Word for word, restate every line of the listing that follows.

* begin *

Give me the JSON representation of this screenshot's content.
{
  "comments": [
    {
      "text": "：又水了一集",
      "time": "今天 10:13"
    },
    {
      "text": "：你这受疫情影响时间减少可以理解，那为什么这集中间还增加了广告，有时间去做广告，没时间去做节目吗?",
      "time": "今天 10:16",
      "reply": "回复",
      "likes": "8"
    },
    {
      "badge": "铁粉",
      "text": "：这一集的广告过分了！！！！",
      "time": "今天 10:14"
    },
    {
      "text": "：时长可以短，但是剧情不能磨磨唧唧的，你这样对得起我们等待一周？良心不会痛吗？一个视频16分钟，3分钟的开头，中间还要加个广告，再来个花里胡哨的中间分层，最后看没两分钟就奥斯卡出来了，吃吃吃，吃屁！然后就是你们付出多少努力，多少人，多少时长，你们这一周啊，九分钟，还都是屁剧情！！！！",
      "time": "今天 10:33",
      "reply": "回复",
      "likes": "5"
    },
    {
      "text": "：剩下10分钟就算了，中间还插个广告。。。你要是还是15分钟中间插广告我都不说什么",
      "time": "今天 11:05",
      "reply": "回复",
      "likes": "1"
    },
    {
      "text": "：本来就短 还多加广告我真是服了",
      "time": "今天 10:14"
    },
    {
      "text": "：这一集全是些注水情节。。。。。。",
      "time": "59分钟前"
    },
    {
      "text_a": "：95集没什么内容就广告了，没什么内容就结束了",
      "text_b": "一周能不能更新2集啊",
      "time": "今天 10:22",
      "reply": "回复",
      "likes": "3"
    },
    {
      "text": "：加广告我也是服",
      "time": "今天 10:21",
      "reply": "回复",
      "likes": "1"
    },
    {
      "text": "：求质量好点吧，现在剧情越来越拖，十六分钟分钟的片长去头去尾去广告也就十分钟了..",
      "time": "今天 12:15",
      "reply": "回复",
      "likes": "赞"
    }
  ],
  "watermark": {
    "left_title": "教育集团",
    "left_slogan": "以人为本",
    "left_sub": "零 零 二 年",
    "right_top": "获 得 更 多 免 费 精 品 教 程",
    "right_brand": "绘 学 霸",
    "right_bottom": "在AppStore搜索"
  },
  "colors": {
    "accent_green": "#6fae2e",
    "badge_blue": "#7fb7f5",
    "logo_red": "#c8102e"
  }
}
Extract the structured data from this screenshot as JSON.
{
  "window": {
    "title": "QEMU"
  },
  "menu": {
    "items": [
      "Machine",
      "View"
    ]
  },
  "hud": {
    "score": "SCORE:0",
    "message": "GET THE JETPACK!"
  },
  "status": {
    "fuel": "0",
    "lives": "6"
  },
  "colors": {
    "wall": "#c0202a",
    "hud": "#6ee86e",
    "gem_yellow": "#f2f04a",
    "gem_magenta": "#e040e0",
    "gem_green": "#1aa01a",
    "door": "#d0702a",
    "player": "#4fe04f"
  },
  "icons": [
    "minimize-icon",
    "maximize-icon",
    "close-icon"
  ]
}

* end *

Response for this exercise:
Give me the JSON representation of this screenshot's content.
{
  "comments": [
    {
      "text": "：又水了一集",
      "time": "今天 10:13"
    },
    {
      "text": "：你这受疫情影响时间减少可以理解，那为什么这集中间还增加了广告，有时间去做广告，没时间去做节目吗?",
      "time": "今天 10:16",
      "reply": "回复",
      "likes": "8"
    },
    {
      "badge": "铁粉",
      "text": "：这一集的广告过分了！！！！",
      "time": "今天 10:14"
    },
    {
      "text": "：时长可以短，但是剧情不能磨磨唧唧的，你这样对得起我们等待一周？良心不会痛吗？一个视频16分钟，3分钟的开头，中间还要加个广告，再来个花里胡哨的中间分层，最后看没两分钟就奥斯卡出来了，吃吃吃，吃屁！然后就是你们付出多少努力，多少人，多少时长，你们这一周啊，九分钟，还都是屁剧情！！！！",
      "time": "今天 10:33",
      "reply": "回复",
      "likes": "5"
    },
    {
      "text": "：剩下10分钟就算了，中间还插个广告。。。你要是还是15分钟中间插广告我都不说什么",
      "time": "今天 11:05",
      "reply": "回复",
      "likes": "1"
    },
    {
      "text": "：本来就短 还多加广告我真是服了",
      "time": "今天 10:14"
    },
    {
      "text": "：这一集全是些注水情节。。。。。。",
      "time": "59分钟前"
    },
    {
      "text_a": "：95集没什么内容就广告了，没什么内容就结束了",
      "text_b": "一周能不能更新2集啊",
      "time": "今天 10:22",
      "reply": "回复",
      "likes": "3"
    },
    {
      "text": "：加广告我也是服",
      "time": "今天 10:21",
      "reply": "回复",
      "likes": "1"
    },
    {
      "text": "：求质量好点吧，现在剧情越来越拖，十六分钟分钟的片长去头去尾去广告也就十分钟了..",
      "time": "今天 12:15",
      "reply": "回复",
      "likes": "赞"
    }
  ],
  "watermark": {
    "left_title": "教育集团",
    "left_slogan": "以人为本",
    "left_sub": "零 零 二 年",
    "right_top": "获 得 更 多 免 费 精 品 教 程",
    "right_brand": "绘 学 霸",
    "right_bottom": "在AppStore搜索"
  },
  "colors": {
    "accent_green": "#6fae2e",
    "badge_blue": "#7fb7f5",
    "logo_red": "#c8102e"
  }
}
Extract the structured data from this screenshot as JSON.
{
  "window": {
    "title": "QEMU"
  },
  "menu": {
    "items": [
      "Machine",
      "View"
    ]
  },
  "hud": {
    "score": "SCORE:0",
    "message": "GET THE JETPACK!"
  },
  "status": {
    "fuel": "0",
    "lives": "6"
  },
  "colors": {
    "wall": "#c0202a",
    "hud": "#6ee86e",
    "gem_yellow": "#f2f04a",
    "gem_magenta": "#e040e0",
    "gem_green": "#1aa01a",
    "door": "#d0702a",
    "player": "#4fe04f"
  },
  "icons": [
    "minimize-icon",
    "maximize-icon",
    "close-icon"
  ]
}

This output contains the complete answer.